Reproduce all the lines exactly as they stand, apart from the pictures.

--

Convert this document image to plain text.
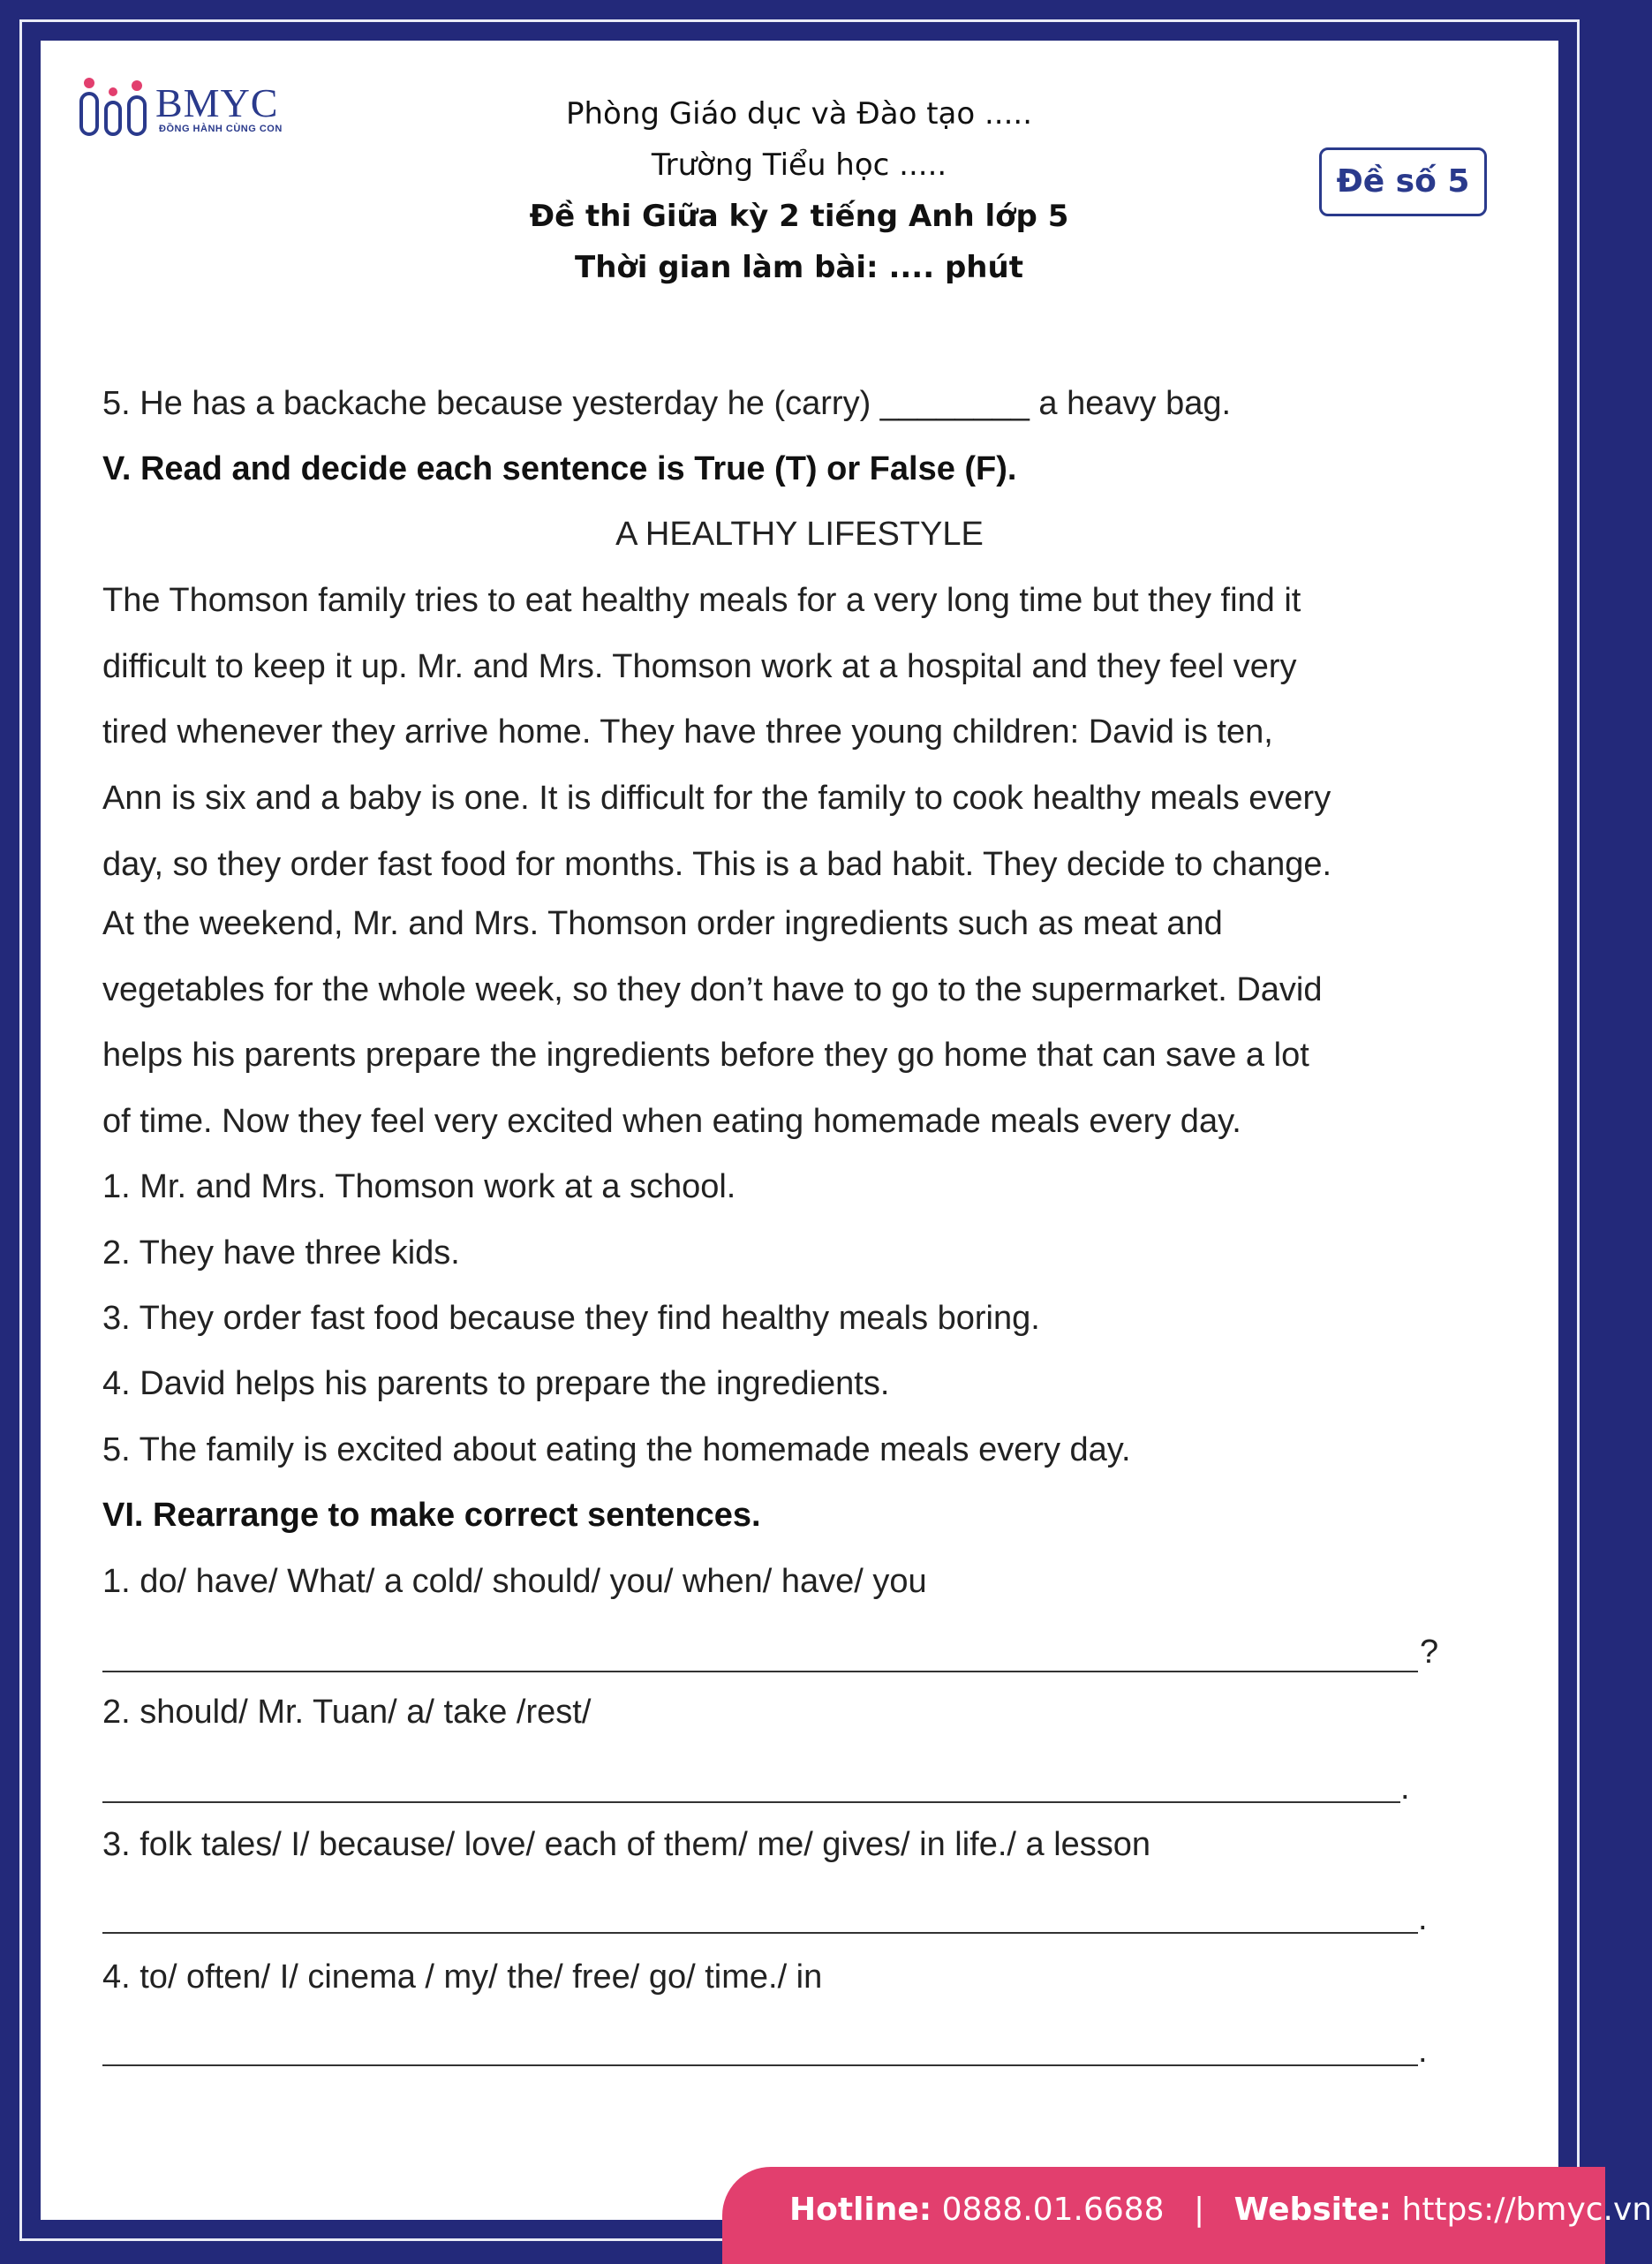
BMYC
ĐỒNG HÀNH CÙNG CON	Phòng Giáo dục và Đào tạo .....
Trường Tiểu học .....
Đề thi Giữa kỳ 2 tiếng Anh lớp 5
Thời gian làm bài: .... phút
Đề số 5
5. He has a backache because yesterday he (carry) ________ a heavy bag.
V. Read and decide each sentence is True (T) or False (F).
A HEALTHY LIFESTYLE
The Thomson family tries to eat healthy meals for a very long time but they find it
difficult to keep it up. Mr. and Mrs. Thomson work at a hospital and they feel very
tired whenever they arrive home. They have three young children: David is ten,
Ann is six and a baby is one. It is difficult for the family to cook healthy meals every
day, so they order fast food for months. This is a bad habit. They decide to change.
At the weekend, Mr. and Mrs. Thomson order ingredients such as meat and
vegetables for the whole week, so they don’t have to go to the supermarket. David
helps his parents prepare the ingredients before they go home that can save a lot
of time. Now they feel very excited when eating homemade meals every day.
1. Mr. and Mrs. Thomson work at a school.
2. They have three kids.
3. They order fast food because they find healthy meals boring.
4. David helps his parents to prepare the ingredients.
5. The family is excited about eating the homemade meals every day.
VI. Rearrange to make correct sentences.
1. do/ have/ What/ a cold/ should/ you/ when/ have/ you
?
2. should/ Mr. Tuan/ a/ take /rest/
.
3. folk tales/ I/ because/ love/ each of them/ me/ gives/ in life./ a lesson
.
4. to/ often/ I/ cinema / my/ the/ free/ go/ time./ in
.
Hotline: 0888.01.6688 | Website: https://bmyc.vn
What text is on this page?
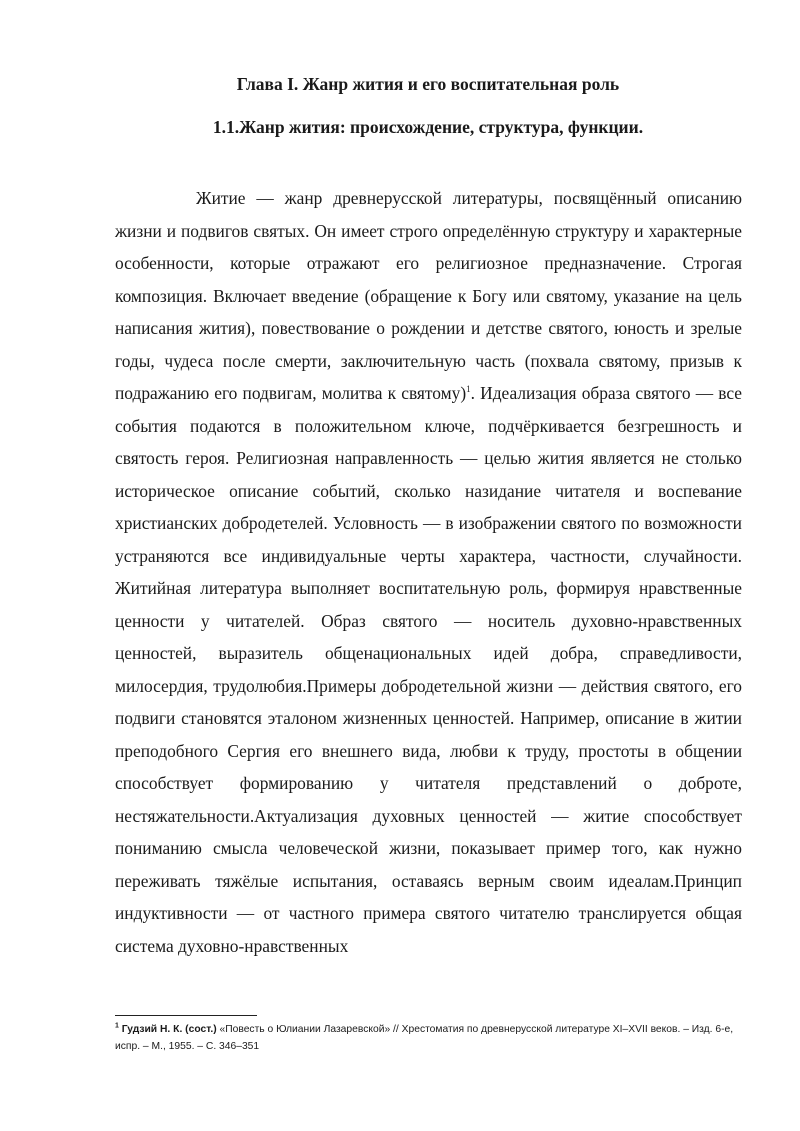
Глава I. Жанр жития и его воспитательная роль
1.1.Жанр жития: происхождение, структура, функции.

Житие — жанр древнерусской литературы, посвящённый описанию жизни и подвигов святых. Он имеет строго определённую структуру и характерные особенности, которые отражают его религиозное предназначение. Строгая композиция. Включает введение (обращение к Богу или святому, указание на цель написания жития), повествование о рождении и детстве святого, юность и зрелые годы, чудеса после смерти, заключительную часть (похвала святому, призыв к подражанию его подвигам, молитва к святому)$^1$. Идеализация образа святого — все события подаются в положительном ключе, подчёркивается безгрешность и святость героя. Религиозная направленность — целью жития является не столько историческое описание событий, сколько назидание читателя и воспевание христианских добродетелей. Условность — в изображении святого по возможности устраняются все индивидуальные черты характера, частности, случайности. Житийная литература выполняет воспитательную роль, формируя нравственные ценности у читателей. Образ святого — носитель духовно-нравственных ценностей, выразитель общенациональных идей добра, справедливости, милосердия, трудолюбия.Примеры добродетельной жизни — действия святого, его подвиги становятся эталоном жизненных ценностей. Например, описание в житии преподобного Сергия его внешнего вида, любви к труду, простоты в общении способствует формированию у читателя представлений о доброте, нестяжательности.Актуализация духовных ценностей — житие способствует пониманию смысла человеческой жизни, показывает пример того, как нужно переживать тяжёлые испытания, оставаясь верным своим идеалам.Принцип индуктивности — от частного примера святого читателю транслируется общая система духовно-нравственных

$^1$ Гудзий Н. К. (сост.) «Повесть о Юлиании Лазаревской» // Хрестоматия по древнерусской литературе XI–XVII веков. – Изд. 6-е, испр. – М., 1955. – С. 346–351
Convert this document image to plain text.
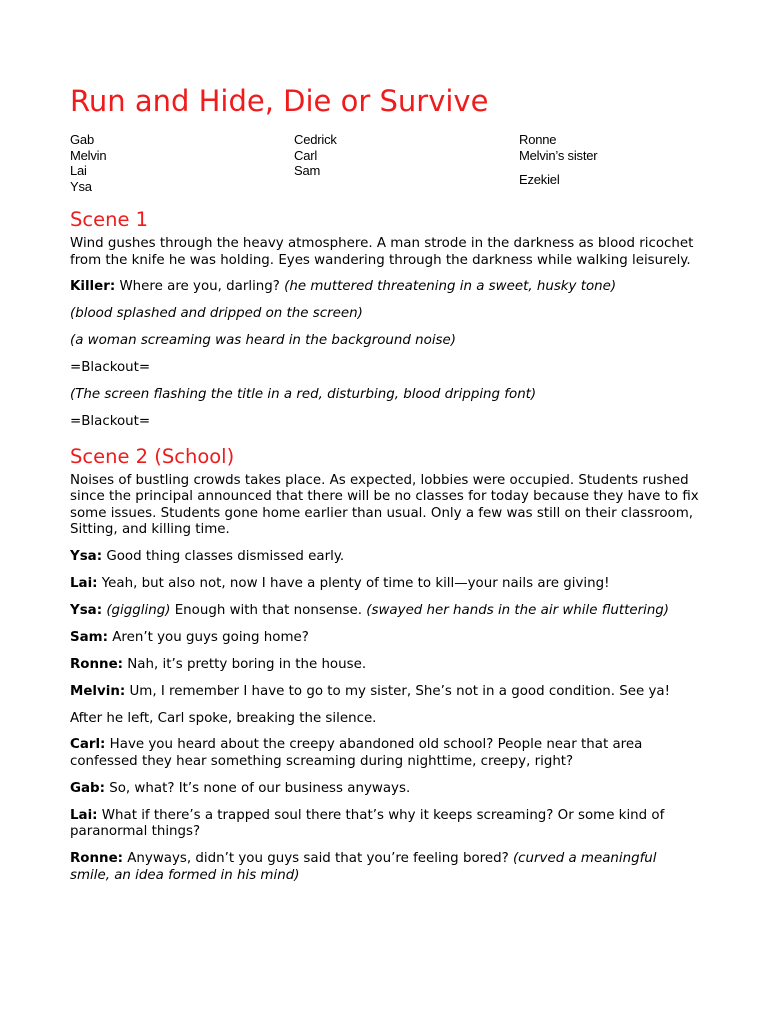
Run and Hide, Die or Survive
Gab
Melvin
Lai
Ysa
Cedrick
Carl
Sam
Ronne
Melvin’s sister
Ezekiel
Scene 1

Wind gushes through the heavy atmosphere. A man strode in the darkness as blood ricochet from the knife he was holding. Eyes wandering through the darkness while walking leisurely.

Killer: Where are you, darling? (he muttered threatening in a sweet, husky tone)

(blood splashed and dripped on the screen)

(a woman screaming was heard in the background noise)

=Blackout=

(The screen flashing the title in a red, disturbing, blood dripping font)

=Blackout=

Scene 2 (School)

Noises of bustling crowds takes place. As expected, lobbies were occupied. Students rushed since the principal announced that there will be no classes for today because they have to fix some issues. Students gone home earlier than usual. Only a few was still on their classroom, Sitting, and killing time.

Ysa: Good thing classes dismissed early.

Lai: Yeah, but also not, now I have a plenty of time to kill—your nails are giving!

Ysa: (giggling) Enough with that nonsense. (swayed her hands in the air while fluttering)

Sam: Aren’t you guys going home?

Ronne: Nah, it’s pretty boring in the house.

Melvin: Um, I remember I have to go to my sister, She’s not in a good condition. See ya!

After he left, Carl spoke, breaking the silence.

Carl: Have you heard about the creepy abandoned old school? People near that area confessed they hear something screaming during nighttime, creepy, right?

Gab: So, what? It’s none of our business anyways.

Lai: What if there’s a trapped soul there that’s why it keeps screaming? Or some kind of paranormal things?

Ronne: Anyways, didn’t you guys said that you’re feeling bored? (curved a meaningful smile, an idea formed in his mind)
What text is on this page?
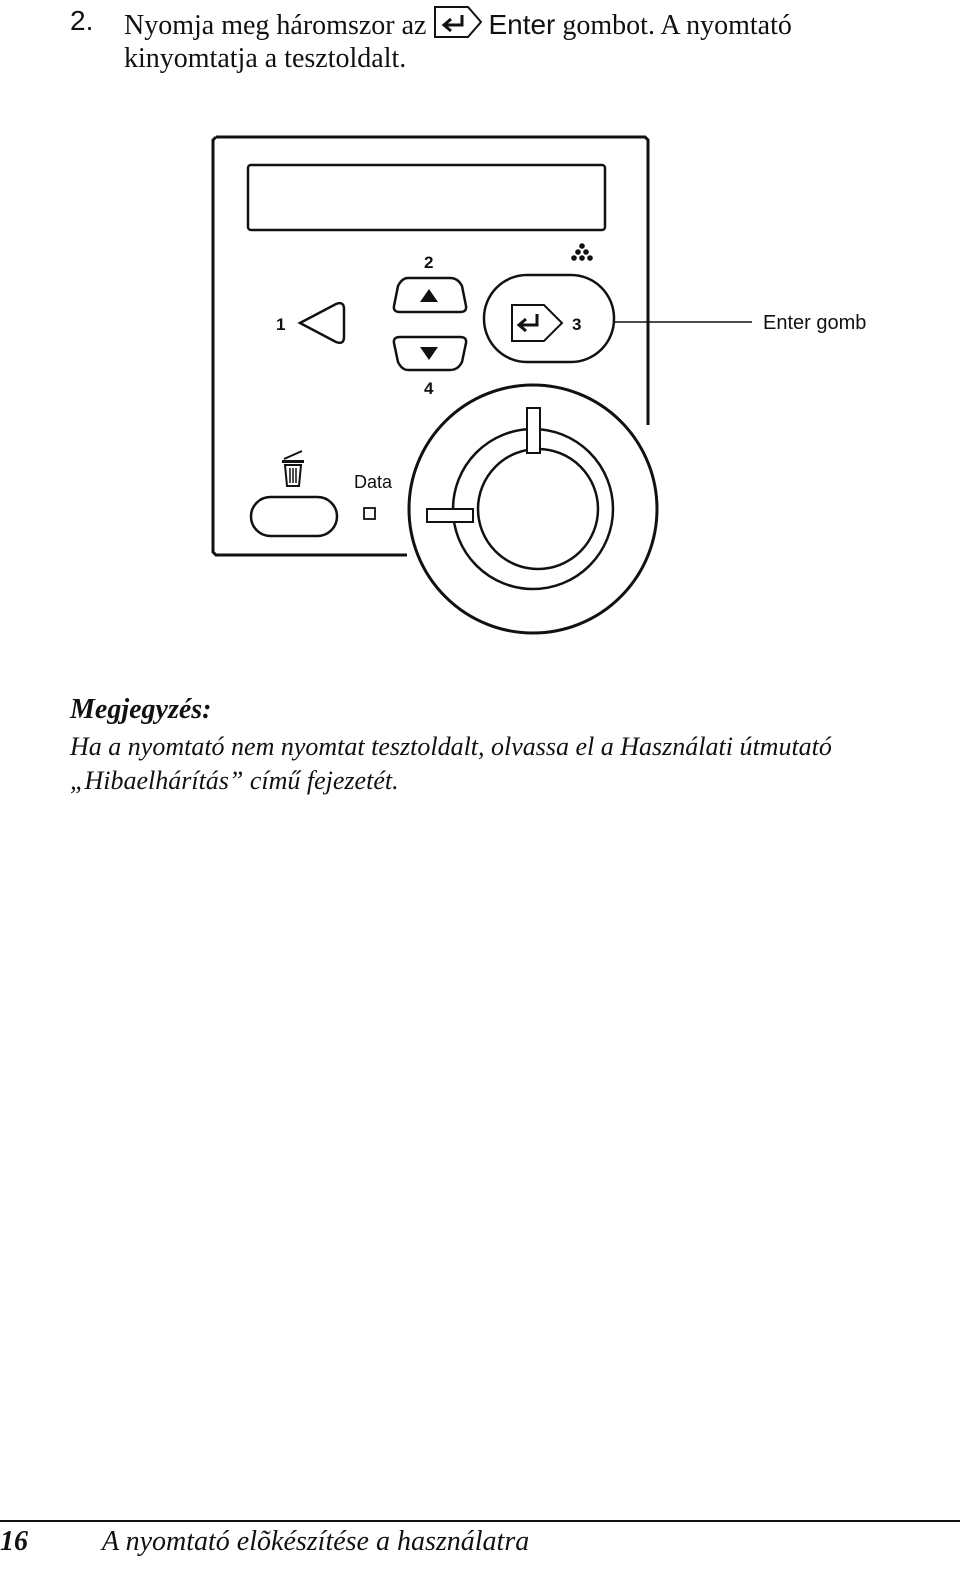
2. Nyomja meg háromszor az Enter gombot. A nyomtató
kinyomtatja a tesztoldalt.
1
2
4
3	Enter gomb
Data
Megjegyzés:
Ha a nyomtató nem nyomtat tesztoldalt, olvassa el a Használati útmutató „Hibaelhárítás” című fejezetét.
16	A nyomtató elõkészítése a használatra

--

SOLUTION
Convert this document image to plain text.
BMYC
ĐỒNG HÀNH CÙNG CON	Phòng Giáo dục và Đào tạo .....
Trường Tiểu học .....
Đề thi Giữa kỳ 2 tiếng Anh lớp 5
Thời gian làm bài: .... phút
Đề số 5
5. He has a backache because yesterday he (carry) ________ a heavy bag.
V. Read and decide each sentence is True (T) or False (F).
A HEALTHY LIFESTYLE
The Thomson family tries to eat healthy meals for a very long time but they find it
difficult to keep it up. Mr. and Mrs. Thomson work at a hospital and they feel very
tired whenever they arrive home. They have three young children: David is ten,
Ann is six and a baby is one. It is difficult for the family to cook healthy meals every
day, so they order fast food for months. This is a bad habit. They decide to change.
At the weekend, Mr. and Mrs. Thomson order ingredients such as meat and
vegetables for the whole week, so they don’t have to go to the supermarket. David
helps his parents prepare the ingredients before they go home that can save a lot
of time. Now they feel very excited when eating homemade meals every day.
1. Mr. and Mrs. Thomson work at a school.
2. They have three kids.
3. They order fast food because they find healthy meals boring.
4. David helps his parents to prepare the ingredients.
5. The family is excited about eating the homemade meals every day.
VI. Rearrange to make correct sentences.
1. do/ have/ What/ a cold/ should/ you/ when/ have/ you
?
2. should/ Mr. Tuan/ a/ take /rest/
.
3. folk tales/ I/ because/ love/ each of them/ me/ gives/ in life./ a lesson
.
4. to/ often/ I/ cinema / my/ the/ free/ go/ time./ in
.
Hotline: 0888.01.6688 | Website: https://bmyc.vn
What text is on this page?
Глава I. Жанр жития и его воспитательная роль
1.1.Жанр жития: происхождение, структура, функции.

Житие — жанр древнерусской литературы, посвящённый описанию жизни и подвигов святых. Он имеет строго определённую структуру и характерные особенности, которые отражают его религиозное предназначение. Строгая композиция. Включает введение (обращение к Богу или святому, указание на цель написания жития), повествование о рождении и детстве святого, юность и зрелые годы, чудеса после смерти, заключительную часть (похвала святому, призыв к подражанию его подвигам, молитва к святому)$^1$. Идеализация образа святого — все события подаются в положительном ключе, подчёркивается безгрешность и святость героя. Религиозная направленность — целью жития является не столько историческое описание событий, сколько назидание читателя и воспевание христианских добродетелей. Условность — в изображении святого по возможности устраняются все индивидуальные черты характера, частности, случайности. Житийная литература выполняет воспитательную роль, формируя нравственные ценности у читателей. Образ святого — носитель духовно-нравственных ценностей, выразитель общенациональных идей добра, справедливости, милосердия, трудолюбия.Примеры добродетельной жизни — действия святого, его подвиги становятся эталоном жизненных ценностей. Например, описание в житии преподобного Сергия его внешнего вида, любви к труду, простоты в общении способствует формированию у читателя представлений о доброте, нестяжательности.Актуализация духовных ценностей — житие способствует пониманию смысла человеческой жизни, показывает пример того, как нужно переживать тяжёлые испытания, оставаясь верным своим идеалам.Принцип индуктивности — от частного примера святого читателю транслируется общая система духовно-нравственных

$^1$ Гудзий Н. К. (сост.) «Повесть о Юлиании Лазаревской» // Хрестоматия по древнерусской литературе XI–XVII веков. – Изд. 6-е, испр. – М., 1955. – С. 346–351
Convert this document image to plain text.
Run and Hide, Die or Survive
Gab
Melvin
Lai
Ysa
Cedrick
Carl
Sam
Ronne
Melvin’s sister
Ezekiel
Scene 1

Wind gushes through the heavy atmosphere. A man strode in the darkness as blood ricochet from the knife he was holding. Eyes wandering through the darkness while walking leisurely.

Killer: Where are you, darling? (he muttered threatening in a sweet, husky tone)

(blood splashed and dripped on the screen)

(a woman screaming was heard in the background noise)

=Blackout=

(The screen flashing the title in a red, disturbing, blood dripping font)

=Blackout=

Scene 2 (School)

Noises of bustling crowds takes place. As expected, lobbies were occupied. Students rushed since the principal announced that there will be no classes for today because they have to fix some issues. Students gone home earlier than usual. Only a few was still on their classroom, Sitting, and killing time.

Ysa: Good thing classes dismissed early.

Lai: Yeah, but also not, now I have a plenty of time to kill—your nails are giving!

Ysa: (giggling) Enough with that nonsense. (swayed her hands in the air while fluttering)

Sam: Aren’t you guys going home?

Ronne: Nah, it’s pretty boring in the house.

Melvin: Um, I remember I have to go to my sister, She’s not in a good condition. See ya!

After he left, Carl spoke, breaking the silence.

Carl: Have you heard about the creepy abandoned old school? People near that area confessed they hear something screaming during nighttime, creepy, right?

Gab: So, what? It’s none of our business anyways.

Lai: What if there’s a trapped soul there that’s why it keeps screaming? Or some kind of paranormal things?

Ronne: Anyways, didn’t you guys said that you’re feeling bored? (curved a meaningful smile, an idea formed in his mind)
What text is on this page?
2. Nyomja meg háromszor az Enter gombot. A nyomtató
kinyomtatja a tesztoldalt.
1
2
4
3	Enter gomb
Data
Megjegyzés:
Ha a nyomtató nem nyomtat tesztoldalt, olvassa el a Használati útmutató „Hibaelhárítás” című fejezetét.
16	A nyomtató elõkészítése a használatra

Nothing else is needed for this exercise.